— begin Records provided —
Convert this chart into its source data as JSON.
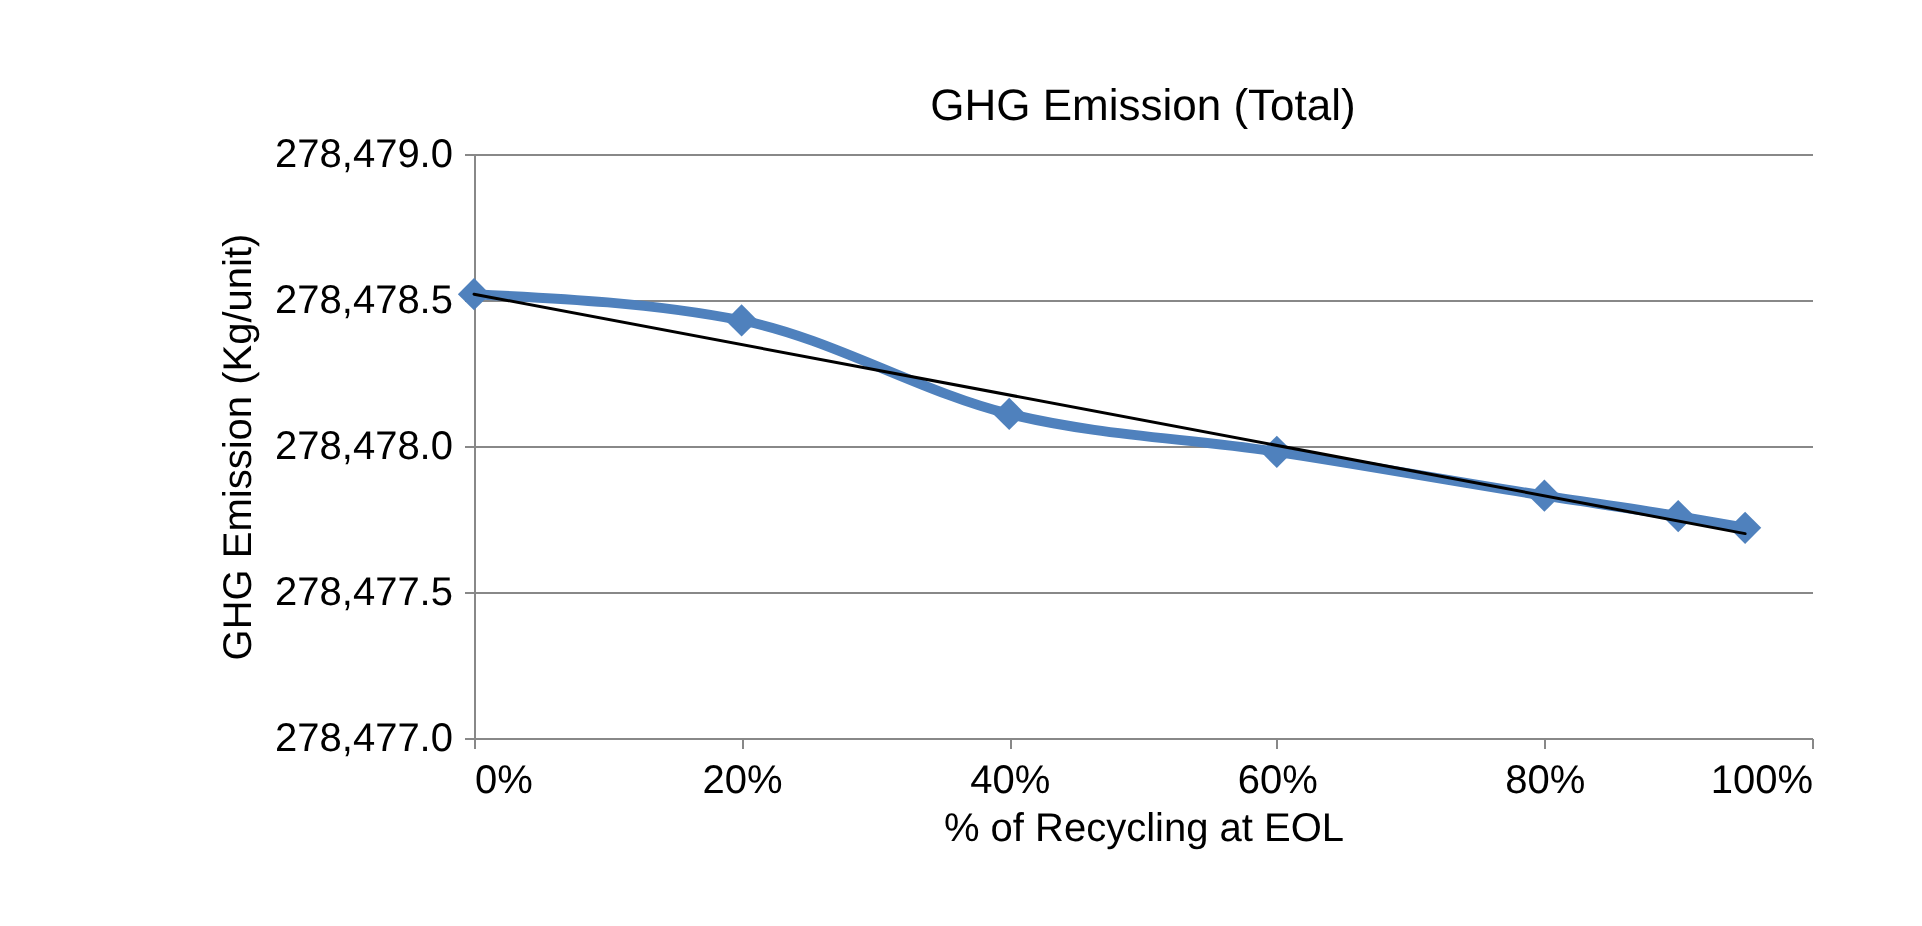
{
  "chart_data": {
    "type": "line",
    "title": "GHG Emission (Total)",
    "xlabel": "% of Recycling at EOL",
    "ylabel": "GHG Emission (Kg/unit)",
    "x": [
      0,
      20,
      40,
      60,
      80,
      90,
      95
    ],
    "series": [
      {
        "color": "#4f81bd",
        "values": [
          278478.52,
          278478.43,
          278478.11,
          278477.98,
          278477.83,
          278477.76,
          278477.72
        ],
        "marker": "diamond"
      },
      {
        "type": "line",
        "color": "#000000",
        "x": [
          0,
          95
        ],
        "values": [
          278478.52,
          278477.7
        ],
        "marker": "none"
      }
    ],
    "xlim": [
      0,
      100
    ],
    "xticks": [
      {
        "value": 0,
        "label": "0%"
      },
      {
        "value": 20,
        "label": "20%"
      },
      {
        "value": 40,
        "label": "40%"
      },
      {
        "value": 60,
        "label": "60%"
      },
      {
        "value": 80,
        "label": "80%"
      },
      {
        "value": 100,
        "label": "100%"
      }
    ],
    "ylim": [
      278477.0,
      278479.0
    ],
    "yticks": [
      {
        "value": 278477.0,
        "label": "278,477.0"
      },
      {
        "value": 278477.5,
        "label": "278,477.5"
      },
      {
        "value": 278478.0,
        "label": "278,478.0"
      },
      {
        "value": 278478.5,
        "label": "278,478.5"
      },
      {
        "value": 278479.0,
        "label": "278,479.0"
      }
    ],
    "grid": "y"
  }
}
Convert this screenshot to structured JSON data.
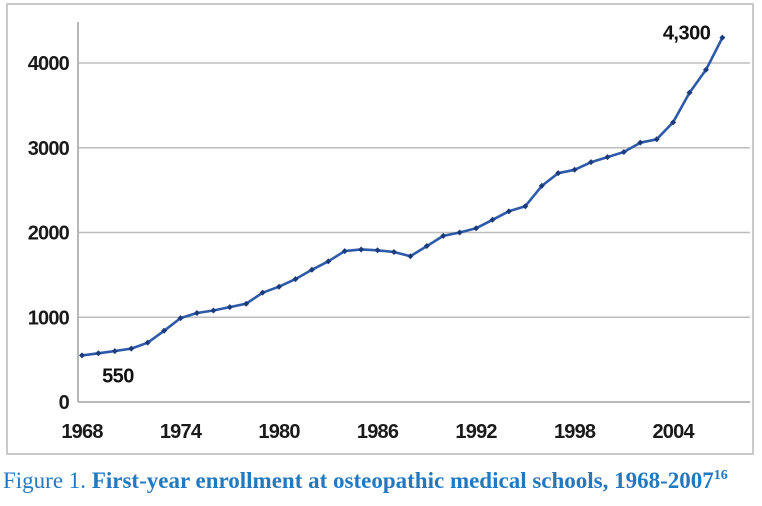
{
  "figure": {
    "caption_prefix": "Figure 1.",
    "caption_title": " First-year enrollment at osteopathic medical schools, 1968-2007",
    "caption_superscript": "16"
  },
  "colors": {
    "line": "#2d5aa9",
    "marker": "#1b3b7d",
    "grid": "#bdbdbd",
    "axis": "#b0b0b0",
    "tick_text": "#1a1a1a",
    "annotation_text": "#111111",
    "caption_text": "#2379bf",
    "chart_border": "#c9c9c9",
    "background": "#ffffff"
  },
  "chart_data": {
    "type": "line",
    "title": "",
    "xlabel": "",
    "ylabel": "",
    "series_name": "First-year enrollment at osteopathic medical schools",
    "x": [
      1968,
      1969,
      1970,
      1971,
      1972,
      1973,
      1974,
      1975,
      1976,
      1977,
      1978,
      1979,
      1980,
      1981,
      1982,
      1983,
      1984,
      1985,
      1986,
      1987,
      1988,
      1989,
      1990,
      1991,
      1992,
      1993,
      1994,
      1995,
      1996,
      1997,
      1998,
      1999,
      2000,
      2001,
      2002,
      2003,
      2004,
      2005,
      2006,
      2007
    ],
    "values": [
      550,
      575,
      600,
      630,
      700,
      840,
      990,
      1050,
      1080,
      1120,
      1160,
      1290,
      1360,
      1450,
      1560,
      1660,
      1780,
      1800,
      1790,
      1770,
      1720,
      1840,
      1960,
      2000,
      2050,
      2150,
      2250,
      2310,
      2550,
      2700,
      2740,
      2830,
      2890,
      2950,
      3060,
      3100,
      3300,
      3650,
      3920,
      4300
    ],
    "xticks": [
      1968,
      1974,
      1980,
      1986,
      1992,
      1998,
      2004
    ],
    "yticks": [
      0,
      1000,
      2000,
      3000,
      4000
    ],
    "xlim": [
      1968,
      2009
    ],
    "ylim": [
      0,
      4400
    ],
    "grid": "horizontal",
    "legend": "none",
    "marker": "diamond",
    "point_labels": [
      {
        "year": 1968,
        "text": "550",
        "position": "below-right"
      },
      {
        "year": 2007,
        "text": "4,300",
        "position": "above-left"
      }
    ]
  }
}
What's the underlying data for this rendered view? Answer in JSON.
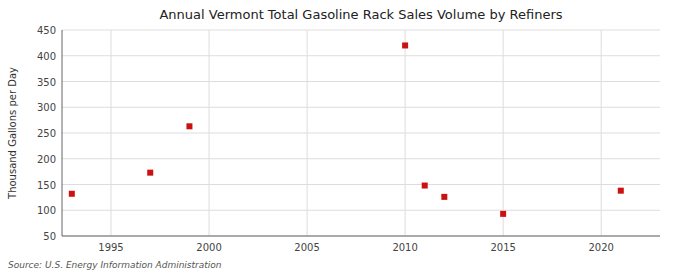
{
  "chart_data": {
    "type": "scatter",
    "title": "Annual Vermont Total Gasoline Rack Sales Volume by Refiners",
    "y_label": "Thousand Gallons per Day",
    "source": "Source: U.S. Energy Information Administration",
    "x": [
      1993,
      1997,
      1999,
      2010,
      2011,
      2012,
      2015,
      2021
    ],
    "values": [
      132,
      173,
      263,
      420,
      148,
      126,
      93,
      138
    ],
    "color": "#cc1111",
    "marker": "square",
    "xlim": [
      1992.5,
      2023
    ],
    "xticks": [
      1995,
      2000,
      2005,
      2010,
      2015,
      2020
    ],
    "ylim": [
      50,
      450
    ],
    "yticks": [
      50,
      100,
      150,
      200,
      250,
      300,
      350,
      400,
      450
    ],
    "grid": true
  }
}
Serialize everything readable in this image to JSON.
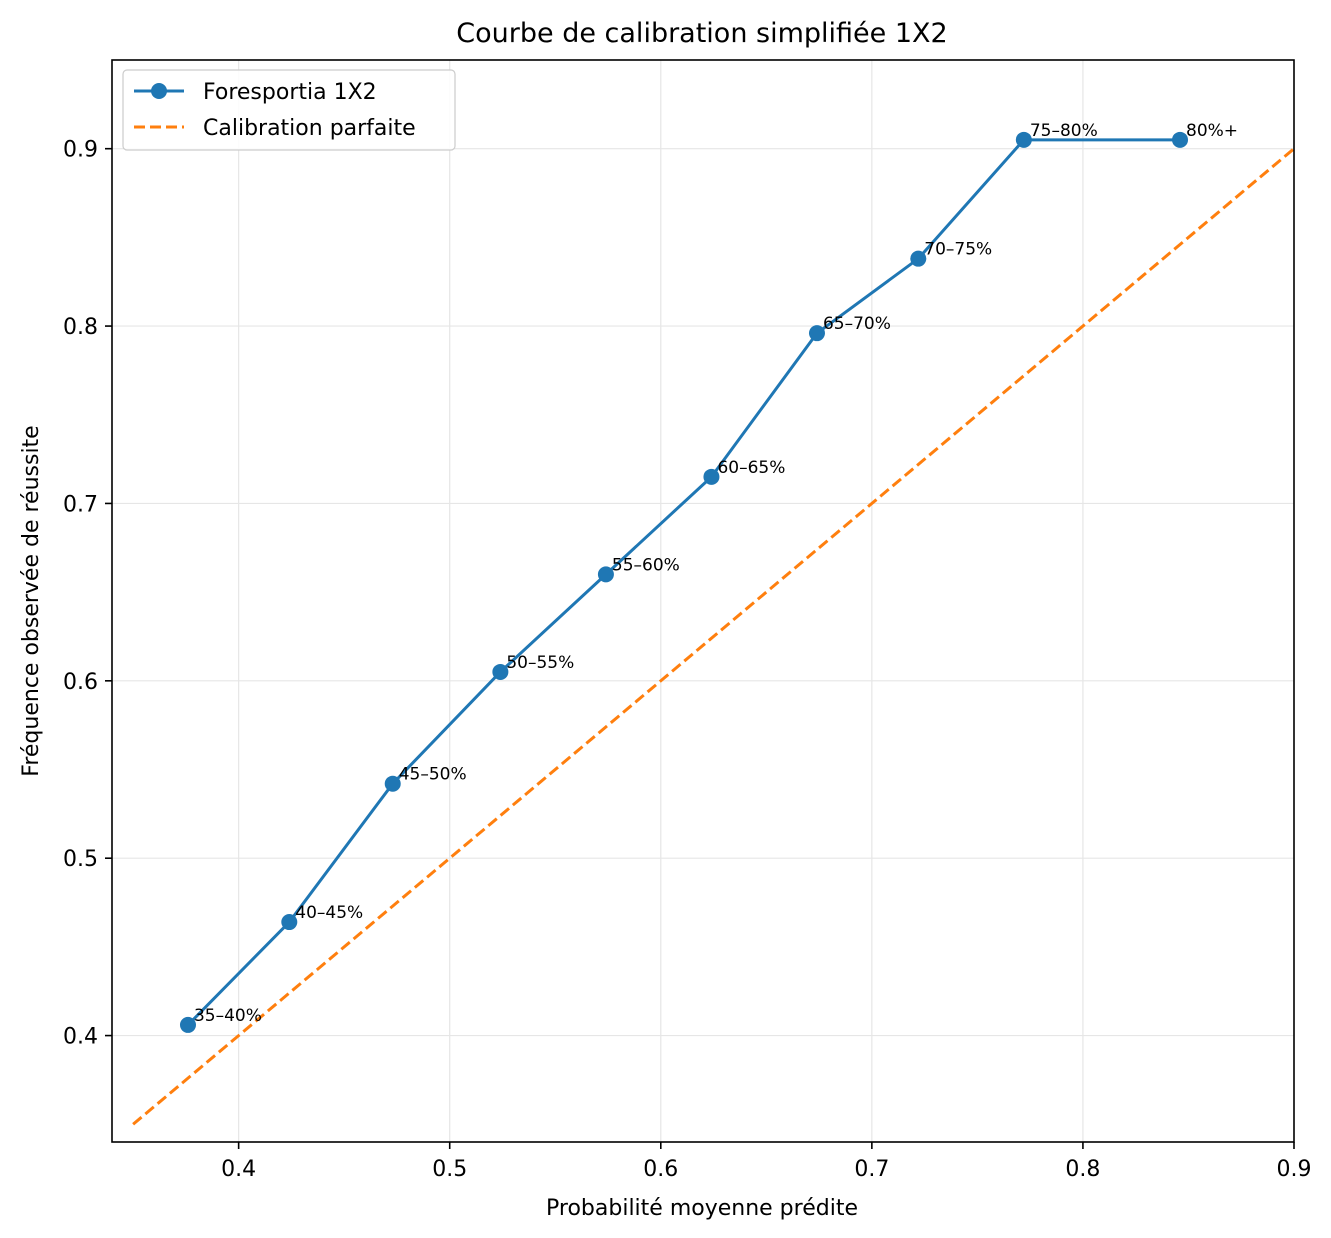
{
  "chart_data": {
    "type": "line",
    "title": "Courbe de calibration simplifiée 1X2",
    "xlabel": "Probabilité moyenne prédite",
    "ylabel": "Fréquence observée de réussite",
    "xlim": [
      0.34,
      0.9
    ],
    "ylim": [
      0.34,
      0.95
    ],
    "xticks": [
      "0.4",
      "0.5",
      "0.6",
      "0.7",
      "0.8",
      "0.9"
    ],
    "yticks": [
      "0.4",
      "0.5",
      "0.6",
      "0.7",
      "0.8",
      "0.9"
    ],
    "grid": true,
    "legend_position": "top-left",
    "series": [
      {
        "name": "Foresportia 1X2",
        "color": "#1f77b4",
        "style": "solid-with-markers",
        "x": [
          0.376,
          0.424,
          0.473,
          0.524,
          0.574,
          0.624,
          0.674,
          0.722,
          0.772,
          0.846
        ],
        "y": [
          0.406,
          0.464,
          0.542,
          0.605,
          0.66,
          0.715,
          0.796,
          0.838,
          0.905,
          0.905
        ],
        "labels": [
          "35–40%",
          "40–45%",
          "45–50%",
          "50–55%",
          "55–60%",
          "60–65%",
          "65–70%",
          "70–75%",
          "75–80%",
          "80%+"
        ]
      },
      {
        "name": "Calibration parfaite",
        "color": "#ff7f0e",
        "style": "dashed",
        "x": [
          0.35,
          0.9
        ],
        "y": [
          0.35,
          0.9
        ]
      }
    ]
  }
}
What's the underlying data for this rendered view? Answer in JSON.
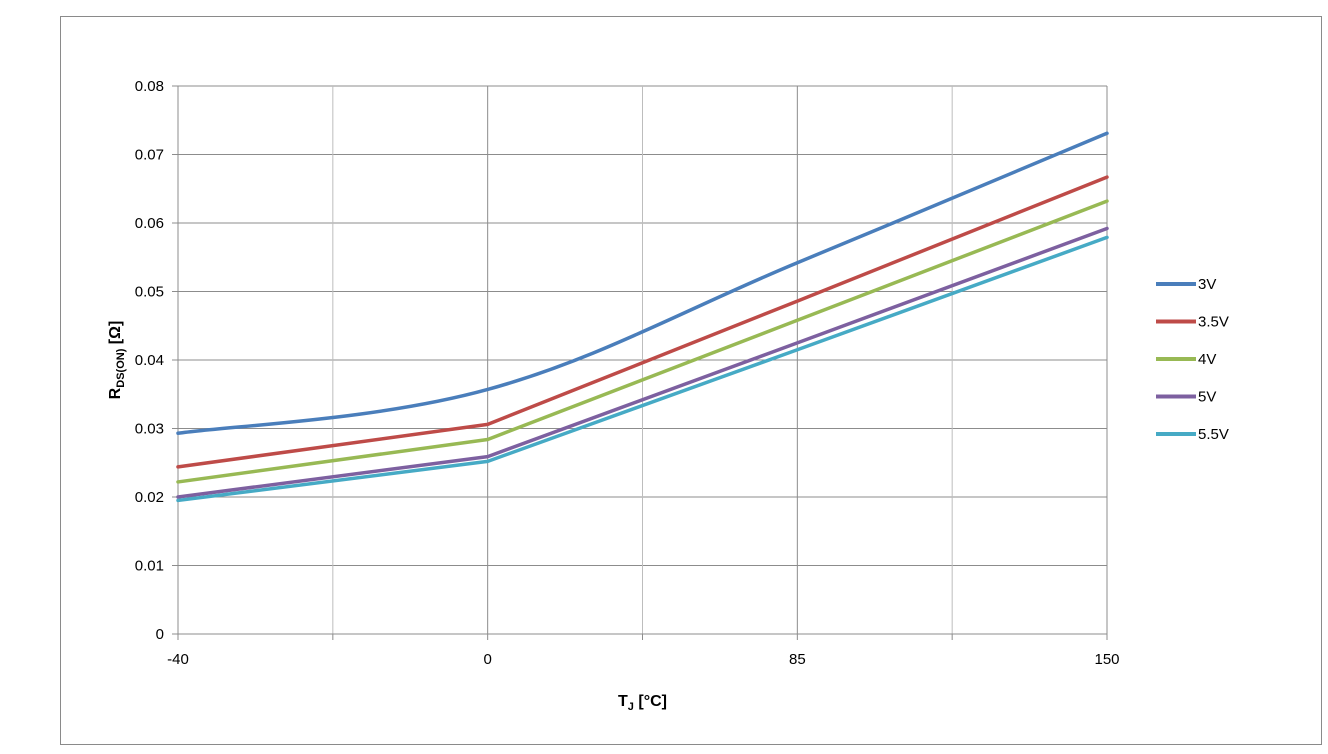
{
  "chart_data": {
    "type": "line",
    "x": [
      -40,
      0,
      85,
      150
    ],
    "xlabel": {
      "main": "T",
      "sub": "J",
      "unit": " [°C]"
    },
    "ylabel": {
      "main": "R",
      "sub": "DS(ON)",
      "unit": " [Ω]"
    },
    "ylim": [
      0,
      0.08
    ],
    "yticks": [
      "0",
      "0.01",
      "0.02",
      "0.03",
      "0.04",
      "0.05",
      "0.06",
      "0.07",
      "0.08"
    ],
    "xticks": [
      "-40",
      "0",
      "85",
      "150"
    ],
    "grid": true,
    "legend_position": "right",
    "series": [
      {
        "name": "3V",
        "color": "#4a7ebb",
        "values": [
          0.0293,
          0.0357,
          0.0542,
          0.0731
        ]
      },
      {
        "name": "3.5V",
        "color": "#be4b48",
        "values": [
          0.0244,
          0.0306,
          0.0486,
          0.0667
        ]
      },
      {
        "name": "4V",
        "color": "#98b954",
        "values": [
          0.0222,
          0.0284,
          0.0458,
          0.0632
        ]
      },
      {
        "name": "5V",
        "color": "#7d60a0",
        "values": [
          0.02,
          0.0259,
          0.0425,
          0.0592
        ]
      },
      {
        "name": "5.5V",
        "color": "#46aac5",
        "values": [
          0.0195,
          0.0252,
          0.0415,
          0.0579
        ]
      }
    ]
  }
}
— end Records provided —
_Problem statement:_
Set down the material above as is, without any pictures.

_Response:_
Convert this chart into its source data as JSON.
{
  "chart_data": {
    "type": "line",
    "title": "GHG Emission (Total)",
    "xlabel": "% of Recycling at EOL",
    "ylabel": "GHG Emission (Kg/unit)",
    "x": [
      0,
      20,
      40,
      60,
      80,
      90,
      95
    ],
    "series": [
      {
        "color": "#4f81bd",
        "values": [
          278478.52,
          278478.43,
          278478.11,
          278477.98,
          278477.83,
          278477.76,
          278477.72
        ],
        "marker": "diamond"
      },
      {
        "type": "line",
        "color": "#000000",
        "x": [
          0,
          95
        ],
        "values": [
          278478.52,
          278477.7
        ],
        "marker": "none"
      }
    ],
    "xlim": [
      0,
      100
    ],
    "xticks": [
      {
        "value": 0,
        "label": "0%"
      },
      {
        "value": 20,
        "label": "20%"
      },
      {
        "value": 40,
        "label": "40%"
      },
      {
        "value": 60,
        "label": "60%"
      },
      {
        "value": 80,
        "label": "80%"
      },
      {
        "value": 100,
        "label": "100%"
      }
    ],
    "ylim": [
      278477.0,
      278479.0
    ],
    "yticks": [
      {
        "value": 278477.0,
        "label": "278,477.0"
      },
      {
        "value": 278477.5,
        "label": "278,477.5"
      },
      {
        "value": 278478.0,
        "label": "278,478.0"
      },
      {
        "value": 278478.5,
        "label": "278,478.5"
      },
      {
        "value": 278479.0,
        "label": "278,479.0"
      }
    ],
    "grid": "y"
  }
}
Convert this screenshot to structured JSON data.
{
  "figure": {
    "caption_prefix": "Figure 1.",
    "caption_title": " First-year enrollment at osteopathic medical schools, 1968-2007",
    "caption_superscript": "16"
  },
  "colors": {
    "line": "#2d5aa9",
    "marker": "#1b3b7d",
    "grid": "#bdbdbd",
    "axis": "#b0b0b0",
    "tick_text": "#1a1a1a",
    "annotation_text": "#111111",
    "caption_text": "#2379bf",
    "chart_border": "#c9c9c9",
    "background": "#ffffff"
  },
  "chart_data": {
    "type": "line",
    "title": "",
    "xlabel": "",
    "ylabel": "",
    "series_name": "First-year enrollment at osteopathic medical schools",
    "x": [
      1968,
      1969,
      1970,
      1971,
      1972,
      1973,
      1974,
      1975,
      1976,
      1977,
      1978,
      1979,
      1980,
      1981,
      1982,
      1983,
      1984,
      1985,
      1986,
      1987,
      1988,
      1989,
      1990,
      1991,
      1992,
      1993,
      1994,
      1995,
      1996,
      1997,
      1998,
      1999,
      2000,
      2001,
      2002,
      2003,
      2004,
      2005,
      2006,
      2007
    ],
    "values": [
      550,
      575,
      600,
      630,
      700,
      840,
      990,
      1050,
      1080,
      1120,
      1160,
      1290,
      1360,
      1450,
      1560,
      1660,
      1780,
      1800,
      1790,
      1770,
      1720,
      1840,
      1960,
      2000,
      2050,
      2150,
      2250,
      2310,
      2550,
      2700,
      2740,
      2830,
      2890,
      2950,
      3060,
      3100,
      3300,
      3650,
      3920,
      4300
    ],
    "xticks": [
      1968,
      1974,
      1980,
      1986,
      1992,
      1998,
      2004
    ],
    "yticks": [
      0,
      1000,
      2000,
      3000,
      4000
    ],
    "xlim": [
      1968,
      2009
    ],
    "ylim": [
      0,
      4400
    ],
    "grid": "horizontal",
    "legend": "none",
    "marker": "diamond",
    "point_labels": [
      {
        "year": 1968,
        "text": "550",
        "position": "below-right"
      },
      {
        "year": 2007,
        "text": "4,300",
        "position": "above-left"
      }
    ]
  }
}
What's the underlying data for this rendered view? Answer in JSON.
{
  "chart_data": {
    "type": "scatter",
    "title": "Annual Vermont Total Gasoline Rack Sales Volume by Refiners",
    "y_label": "Thousand Gallons per Day",
    "source": "Source: U.S. Energy Information Administration",
    "x": [
      1993,
      1997,
      1999,
      2010,
      2011,
      2012,
      2015,
      2021
    ],
    "values": [
      132,
      173,
      263,
      420,
      148,
      126,
      93,
      138
    ],
    "color": "#cc1111",
    "marker": "square",
    "xlim": [
      1992.5,
      2023
    ],
    "xticks": [
      1995,
      2000,
      2005,
      2010,
      2015,
      2020
    ],
    "ylim": [
      50,
      450
    ],
    "yticks": [
      50,
      100,
      150,
      200,
      250,
      300,
      350,
      400,
      450
    ],
    "grid": true
  }
}
Serialize everything readable in this image to JSON.
{
  "chart_data": {
    "type": "line",
    "title": "Courbe de calibration simplifiée 1X2",
    "xlabel": "Probabilité moyenne prédite",
    "ylabel": "Fréquence observée de réussite",
    "xlim": [
      0.34,
      0.9
    ],
    "ylim": [
      0.34,
      0.95
    ],
    "xticks": [
      "0.4",
      "0.5",
      "0.6",
      "0.7",
      "0.8",
      "0.9"
    ],
    "yticks": [
      "0.4",
      "0.5",
      "0.6",
      "0.7",
      "0.8",
      "0.9"
    ],
    "grid": true,
    "legend_position": "top-left",
    "series": [
      {
        "name": "Foresportia 1X2",
        "color": "#1f77b4",
        "style": "solid-with-markers",
        "x": [
          0.376,
          0.424,
          0.473,
          0.524,
          0.574,
          0.624,
          0.674,
          0.722,
          0.772,
          0.846
        ],
        "y": [
          0.406,
          0.464,
          0.542,
          0.605,
          0.66,
          0.715,
          0.796,
          0.838,
          0.905,
          0.905
        ],
        "labels": [
          "35–40%",
          "40–45%",
          "45–50%",
          "50–55%",
          "55–60%",
          "60–65%",
          "65–70%",
          "70–75%",
          "75–80%",
          "80%+"
        ]
      },
      {
        "name": "Calibration parfaite",
        "color": "#ff7f0e",
        "style": "dashed",
        "x": [
          0.35,
          0.9
        ],
        "y": [
          0.35,
          0.9
        ]
      }
    ]
  }
}
What's the underlying data for this rendered view? Answer in JSON.
{
  "chart_data": {
    "type": "line",
    "x": [
      -40,
      0,
      85,
      150
    ],
    "xlabel": {
      "main": "T",
      "sub": "J",
      "unit": " [°C]"
    },
    "ylabel": {
      "main": "R",
      "sub": "DS(ON)",
      "unit": " [Ω]"
    },
    "ylim": [
      0,
      0.08
    ],
    "yticks": [
      "0",
      "0.01",
      "0.02",
      "0.03",
      "0.04",
      "0.05",
      "0.06",
      "0.07",
      "0.08"
    ],
    "xticks": [
      "-40",
      "0",
      "85",
      "150"
    ],
    "grid": true,
    "legend_position": "right",
    "series": [
      {
        "name": "3V",
        "color": "#4a7ebb",
        "values": [
          0.0293,
          0.0357,
          0.0542,
          0.0731
        ]
      },
      {
        "name": "3.5V",
        "color": "#be4b48",
        "values": [
          0.0244,
          0.0306,
          0.0486,
          0.0667
        ]
      },
      {
        "name": "4V",
        "color": "#98b954",
        "values": [
          0.0222,
          0.0284,
          0.0458,
          0.0632
        ]
      },
      {
        "name": "5V",
        "color": "#7d60a0",
        "values": [
          0.02,
          0.0259,
          0.0425,
          0.0592
        ]
      },
      {
        "name": "5.5V",
        "color": "#46aac5",
        "values": [
          0.0195,
          0.0252,
          0.0415,
          0.0579
        ]
      }
    ]
  }
}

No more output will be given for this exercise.